### Excerpted passage ###
Represent the computation of Algorithm 1 as a tree of the recursion calls of enumerateMaximalChain, each node of which stores the current graph on which the recursion is called at line 11. Of course, the root stores G and on each leaf the condition \(Candidates = \emptyset \) is true and a new solution is output. Observe that each leaf contains a feasible solution, and that no repetitions occur in view of Proposition 2, so the number of leaves is exactly \(|\mathscr {C}(G)|\).

Since at each call the size of U is reduced by one, the tree height is necessarily bounded by \(|U|=O(n)\); moreover, on each tree node, O(nm) time is spent for running function ComputeCandidates.

It follows that, since the algorithm explores the tree in DFS fashion starting from the root, between two solutions the running time is at most \(O(n^2 m)\) and the total running time is \(O(|\mathscr {C}(G)| n^2 m)\).    \(\square \)

4 Upper Bounds on the Number of Maximal Chain Subgraphs

In this section, we give two upper bounds on the maximum number of maximal chain subgraphs of a bipartite graph G with n nodes and m edges. The first bound is given in terms of n while the second depends on m. These bounds are of independent interest, however we will use them in two directions. First, they will allow us to determine the (input-sensitive) complexity of Algorithm 1. Indeed, in Proposition 3, we proved that the total running time of Algorithm 1 is of the form \(O(D(n) \times |\mathscr {C}(G)|)\), where D(n) is the delay of the algorithm and \(|\mathscr {C}(G)|\) is the number of maximal chain subgraphs of G. Thus, a bound on \(|\mathscr {C}(G)|\) leads to a bound on the running time of Algorithm 1 depending on the size of the input. Second, the bound on \(|\mathscr {C}(G)|\) in terms of edges allows us to compute the time complexity of an exact exponential algorithm for the minimum chain subgraph cover problem in Sect. 5.
### Input for this task ###
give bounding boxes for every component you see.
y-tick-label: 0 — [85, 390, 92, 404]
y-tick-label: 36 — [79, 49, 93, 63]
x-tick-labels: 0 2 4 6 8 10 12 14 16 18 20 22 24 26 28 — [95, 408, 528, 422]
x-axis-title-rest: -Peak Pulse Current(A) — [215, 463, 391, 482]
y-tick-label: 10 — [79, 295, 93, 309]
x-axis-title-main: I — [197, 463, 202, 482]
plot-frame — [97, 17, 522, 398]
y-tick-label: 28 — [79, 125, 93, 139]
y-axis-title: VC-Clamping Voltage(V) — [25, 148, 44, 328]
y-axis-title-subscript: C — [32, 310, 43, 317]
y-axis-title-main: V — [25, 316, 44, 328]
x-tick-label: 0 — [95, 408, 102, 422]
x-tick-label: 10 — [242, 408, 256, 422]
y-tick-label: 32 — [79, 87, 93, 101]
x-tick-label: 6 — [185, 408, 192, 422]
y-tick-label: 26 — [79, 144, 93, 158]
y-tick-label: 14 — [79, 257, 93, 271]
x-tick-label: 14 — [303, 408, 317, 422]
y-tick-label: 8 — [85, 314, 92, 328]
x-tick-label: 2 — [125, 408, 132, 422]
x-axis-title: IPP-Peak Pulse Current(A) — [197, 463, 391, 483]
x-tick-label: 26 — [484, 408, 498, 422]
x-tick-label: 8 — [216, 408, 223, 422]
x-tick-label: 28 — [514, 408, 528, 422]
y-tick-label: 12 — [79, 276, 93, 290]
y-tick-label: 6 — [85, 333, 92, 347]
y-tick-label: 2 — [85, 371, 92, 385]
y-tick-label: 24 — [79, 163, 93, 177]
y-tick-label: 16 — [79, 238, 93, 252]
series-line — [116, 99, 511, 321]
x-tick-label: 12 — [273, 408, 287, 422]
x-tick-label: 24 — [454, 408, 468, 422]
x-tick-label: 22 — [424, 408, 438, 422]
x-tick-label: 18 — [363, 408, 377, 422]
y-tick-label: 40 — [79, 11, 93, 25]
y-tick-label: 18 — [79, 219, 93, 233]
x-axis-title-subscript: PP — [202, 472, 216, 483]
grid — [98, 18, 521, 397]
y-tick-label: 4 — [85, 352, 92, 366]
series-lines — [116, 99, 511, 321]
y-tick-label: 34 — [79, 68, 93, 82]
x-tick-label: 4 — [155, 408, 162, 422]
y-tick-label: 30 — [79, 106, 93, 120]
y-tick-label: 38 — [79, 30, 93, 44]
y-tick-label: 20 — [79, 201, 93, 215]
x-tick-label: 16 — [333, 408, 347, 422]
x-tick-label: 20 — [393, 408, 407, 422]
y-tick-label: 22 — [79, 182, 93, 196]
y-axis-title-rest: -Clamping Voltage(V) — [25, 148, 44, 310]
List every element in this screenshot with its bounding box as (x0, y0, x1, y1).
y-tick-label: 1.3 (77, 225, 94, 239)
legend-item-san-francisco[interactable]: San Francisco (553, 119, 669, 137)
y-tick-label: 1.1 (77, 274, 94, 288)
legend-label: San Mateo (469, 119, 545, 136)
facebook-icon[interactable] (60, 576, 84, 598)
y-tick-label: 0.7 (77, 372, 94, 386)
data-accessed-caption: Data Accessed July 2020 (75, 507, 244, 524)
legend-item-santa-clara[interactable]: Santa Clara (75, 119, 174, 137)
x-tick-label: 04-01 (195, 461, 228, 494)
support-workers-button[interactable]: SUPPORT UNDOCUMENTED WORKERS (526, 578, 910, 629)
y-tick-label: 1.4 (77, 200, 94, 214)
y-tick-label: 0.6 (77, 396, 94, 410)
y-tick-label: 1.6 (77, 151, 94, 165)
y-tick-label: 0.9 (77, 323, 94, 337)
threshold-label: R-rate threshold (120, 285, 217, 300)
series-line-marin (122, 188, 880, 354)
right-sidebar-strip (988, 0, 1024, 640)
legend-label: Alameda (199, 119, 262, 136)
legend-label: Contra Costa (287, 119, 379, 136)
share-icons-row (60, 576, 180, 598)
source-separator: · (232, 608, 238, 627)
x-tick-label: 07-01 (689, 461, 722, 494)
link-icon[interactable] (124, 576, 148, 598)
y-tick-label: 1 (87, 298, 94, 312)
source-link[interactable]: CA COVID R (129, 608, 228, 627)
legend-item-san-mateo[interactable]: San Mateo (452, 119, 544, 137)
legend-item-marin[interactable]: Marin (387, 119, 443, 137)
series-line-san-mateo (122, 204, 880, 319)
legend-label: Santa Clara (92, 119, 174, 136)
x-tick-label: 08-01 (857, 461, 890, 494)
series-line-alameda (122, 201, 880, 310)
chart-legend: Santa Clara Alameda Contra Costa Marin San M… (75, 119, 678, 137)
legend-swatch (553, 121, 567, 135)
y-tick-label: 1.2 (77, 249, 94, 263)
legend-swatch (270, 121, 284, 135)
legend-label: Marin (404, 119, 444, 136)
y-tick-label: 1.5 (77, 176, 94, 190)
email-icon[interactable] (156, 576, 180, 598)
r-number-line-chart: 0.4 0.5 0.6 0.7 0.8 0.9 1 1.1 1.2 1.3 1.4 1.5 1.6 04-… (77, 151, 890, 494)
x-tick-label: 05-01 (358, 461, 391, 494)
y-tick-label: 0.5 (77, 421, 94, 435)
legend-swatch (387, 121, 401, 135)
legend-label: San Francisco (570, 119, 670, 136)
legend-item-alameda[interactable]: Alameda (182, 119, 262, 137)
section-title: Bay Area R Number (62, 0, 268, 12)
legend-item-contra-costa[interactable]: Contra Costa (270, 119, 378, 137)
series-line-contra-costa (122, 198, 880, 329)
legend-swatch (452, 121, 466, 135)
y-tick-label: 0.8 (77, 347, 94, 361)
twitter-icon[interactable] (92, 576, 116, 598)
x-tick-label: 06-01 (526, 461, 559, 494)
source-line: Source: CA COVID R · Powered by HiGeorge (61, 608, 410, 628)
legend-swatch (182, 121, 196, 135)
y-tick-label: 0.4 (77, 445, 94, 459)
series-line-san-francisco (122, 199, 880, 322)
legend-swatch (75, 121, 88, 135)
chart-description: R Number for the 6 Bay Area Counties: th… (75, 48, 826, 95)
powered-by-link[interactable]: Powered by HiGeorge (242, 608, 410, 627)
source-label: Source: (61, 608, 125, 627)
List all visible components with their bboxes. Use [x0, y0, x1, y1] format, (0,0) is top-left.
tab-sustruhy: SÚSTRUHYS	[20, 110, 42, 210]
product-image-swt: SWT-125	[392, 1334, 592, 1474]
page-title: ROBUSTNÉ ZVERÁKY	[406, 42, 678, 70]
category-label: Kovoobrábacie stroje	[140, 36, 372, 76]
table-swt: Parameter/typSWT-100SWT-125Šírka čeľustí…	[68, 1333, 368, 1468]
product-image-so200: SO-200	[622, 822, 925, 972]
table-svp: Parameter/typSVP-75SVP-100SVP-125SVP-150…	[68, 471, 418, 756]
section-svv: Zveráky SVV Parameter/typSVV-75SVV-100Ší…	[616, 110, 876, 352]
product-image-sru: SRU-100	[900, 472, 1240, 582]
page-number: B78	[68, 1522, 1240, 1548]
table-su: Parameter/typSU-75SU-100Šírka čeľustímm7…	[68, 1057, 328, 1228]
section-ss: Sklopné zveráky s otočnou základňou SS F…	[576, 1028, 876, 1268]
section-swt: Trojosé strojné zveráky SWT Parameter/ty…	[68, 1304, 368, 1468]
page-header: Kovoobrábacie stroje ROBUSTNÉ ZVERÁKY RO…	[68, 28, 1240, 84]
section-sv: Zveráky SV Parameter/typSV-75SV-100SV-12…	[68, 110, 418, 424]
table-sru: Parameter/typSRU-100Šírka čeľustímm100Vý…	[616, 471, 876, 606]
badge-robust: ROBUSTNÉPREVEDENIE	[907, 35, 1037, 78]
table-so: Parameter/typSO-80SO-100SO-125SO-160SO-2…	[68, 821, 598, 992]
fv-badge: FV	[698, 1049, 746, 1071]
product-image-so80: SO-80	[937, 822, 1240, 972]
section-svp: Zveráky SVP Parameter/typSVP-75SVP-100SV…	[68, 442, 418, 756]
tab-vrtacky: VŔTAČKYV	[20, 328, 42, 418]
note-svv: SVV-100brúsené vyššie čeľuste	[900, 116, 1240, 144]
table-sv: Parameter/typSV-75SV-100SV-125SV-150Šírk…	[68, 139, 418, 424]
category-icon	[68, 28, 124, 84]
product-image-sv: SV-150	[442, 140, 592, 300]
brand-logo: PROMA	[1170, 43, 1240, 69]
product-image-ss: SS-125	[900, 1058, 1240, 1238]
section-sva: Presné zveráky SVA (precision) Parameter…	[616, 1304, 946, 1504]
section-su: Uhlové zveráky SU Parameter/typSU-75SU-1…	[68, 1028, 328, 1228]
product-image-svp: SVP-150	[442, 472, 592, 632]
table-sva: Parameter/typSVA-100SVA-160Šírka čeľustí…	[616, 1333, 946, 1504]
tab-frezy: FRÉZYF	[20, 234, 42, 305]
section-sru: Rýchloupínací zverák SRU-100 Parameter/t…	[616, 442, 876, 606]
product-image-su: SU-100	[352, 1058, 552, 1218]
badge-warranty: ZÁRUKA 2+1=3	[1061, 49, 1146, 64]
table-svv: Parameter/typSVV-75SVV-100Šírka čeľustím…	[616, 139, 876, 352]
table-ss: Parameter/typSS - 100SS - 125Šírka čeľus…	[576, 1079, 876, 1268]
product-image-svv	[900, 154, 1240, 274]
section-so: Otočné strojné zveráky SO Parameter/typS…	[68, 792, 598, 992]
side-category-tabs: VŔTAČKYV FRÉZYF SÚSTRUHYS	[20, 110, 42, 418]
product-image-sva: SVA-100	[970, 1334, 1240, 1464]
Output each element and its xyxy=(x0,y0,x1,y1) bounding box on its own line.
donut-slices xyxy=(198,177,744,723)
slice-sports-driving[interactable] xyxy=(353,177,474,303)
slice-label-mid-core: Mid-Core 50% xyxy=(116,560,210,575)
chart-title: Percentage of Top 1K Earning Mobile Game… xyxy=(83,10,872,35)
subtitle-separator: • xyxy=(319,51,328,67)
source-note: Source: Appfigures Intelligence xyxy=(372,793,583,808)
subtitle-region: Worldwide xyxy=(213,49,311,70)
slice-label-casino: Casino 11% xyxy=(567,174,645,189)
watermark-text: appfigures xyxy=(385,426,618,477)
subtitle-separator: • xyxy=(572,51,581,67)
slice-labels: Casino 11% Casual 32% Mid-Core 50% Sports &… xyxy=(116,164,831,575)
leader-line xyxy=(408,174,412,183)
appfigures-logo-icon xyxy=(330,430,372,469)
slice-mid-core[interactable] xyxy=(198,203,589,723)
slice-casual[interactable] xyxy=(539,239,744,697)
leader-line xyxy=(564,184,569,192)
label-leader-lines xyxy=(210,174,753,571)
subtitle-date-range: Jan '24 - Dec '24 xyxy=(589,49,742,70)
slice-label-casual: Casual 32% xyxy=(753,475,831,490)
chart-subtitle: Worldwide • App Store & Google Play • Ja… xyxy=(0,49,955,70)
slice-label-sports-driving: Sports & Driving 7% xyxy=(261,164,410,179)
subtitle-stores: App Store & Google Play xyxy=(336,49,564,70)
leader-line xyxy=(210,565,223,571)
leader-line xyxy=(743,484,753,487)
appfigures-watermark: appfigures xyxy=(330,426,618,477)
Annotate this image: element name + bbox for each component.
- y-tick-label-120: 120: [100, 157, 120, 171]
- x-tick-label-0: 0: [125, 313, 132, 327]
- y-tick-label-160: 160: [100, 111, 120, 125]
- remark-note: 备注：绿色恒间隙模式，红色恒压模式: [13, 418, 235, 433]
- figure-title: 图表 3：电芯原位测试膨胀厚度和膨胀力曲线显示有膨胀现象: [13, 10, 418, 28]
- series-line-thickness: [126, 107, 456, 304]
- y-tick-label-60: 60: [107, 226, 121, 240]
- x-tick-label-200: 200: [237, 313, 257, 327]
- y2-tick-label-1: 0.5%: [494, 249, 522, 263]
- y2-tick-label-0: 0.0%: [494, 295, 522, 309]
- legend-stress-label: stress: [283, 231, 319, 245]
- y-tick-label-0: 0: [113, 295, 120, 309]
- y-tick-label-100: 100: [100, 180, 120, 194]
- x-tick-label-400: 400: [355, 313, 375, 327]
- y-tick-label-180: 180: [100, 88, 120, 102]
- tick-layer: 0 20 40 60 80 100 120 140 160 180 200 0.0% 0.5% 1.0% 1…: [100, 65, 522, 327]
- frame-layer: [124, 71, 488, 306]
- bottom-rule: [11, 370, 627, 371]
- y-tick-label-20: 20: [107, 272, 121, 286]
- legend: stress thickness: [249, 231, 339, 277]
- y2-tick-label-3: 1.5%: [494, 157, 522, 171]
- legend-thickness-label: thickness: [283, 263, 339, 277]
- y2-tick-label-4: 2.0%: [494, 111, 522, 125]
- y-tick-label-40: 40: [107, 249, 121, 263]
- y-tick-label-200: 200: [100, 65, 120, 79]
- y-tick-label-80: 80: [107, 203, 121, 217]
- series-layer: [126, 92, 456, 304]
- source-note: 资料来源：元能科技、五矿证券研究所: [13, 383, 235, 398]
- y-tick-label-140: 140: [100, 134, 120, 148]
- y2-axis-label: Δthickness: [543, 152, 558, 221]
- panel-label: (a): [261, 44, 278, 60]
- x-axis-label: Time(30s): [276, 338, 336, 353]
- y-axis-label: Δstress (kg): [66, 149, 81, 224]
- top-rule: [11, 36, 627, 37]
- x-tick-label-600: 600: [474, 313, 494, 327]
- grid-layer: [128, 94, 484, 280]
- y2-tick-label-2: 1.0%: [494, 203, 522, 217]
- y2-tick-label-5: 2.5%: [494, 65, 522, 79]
###
• Requirements:
1. In the excerpt on maximal chain subgraphs, in what fashion does the algorithm explore the tree of recursion calls?
2. Reproduce the records from their first line up to and including the line containing "y-tick-label: 10 — [79, 295, 93, 309]", swapping "y-tick-label" for "y-axis-tick" throughout and leaving everything else unchanged.
The text and the records are unrelated to each other.

• Answers by task:
1. It explores the tree in DFS fashion, starting from the root.

2.
give bounding boxes for every component you see.
y-axis-tick: 0 — [85, 390, 92, 404]
y-axis-tick: 36 — [79, 49, 93, 63]
x-tick-labels: 0 2 4 6 8 10 12 14 16 18 20 22 24 26 28 — [95, 408, 528, 422]
x-axis-title-rest: -Peak Pulse Current(A) — [215, 463, 391, 482]
y-axis-tick: 10 — [79, 295, 93, 309]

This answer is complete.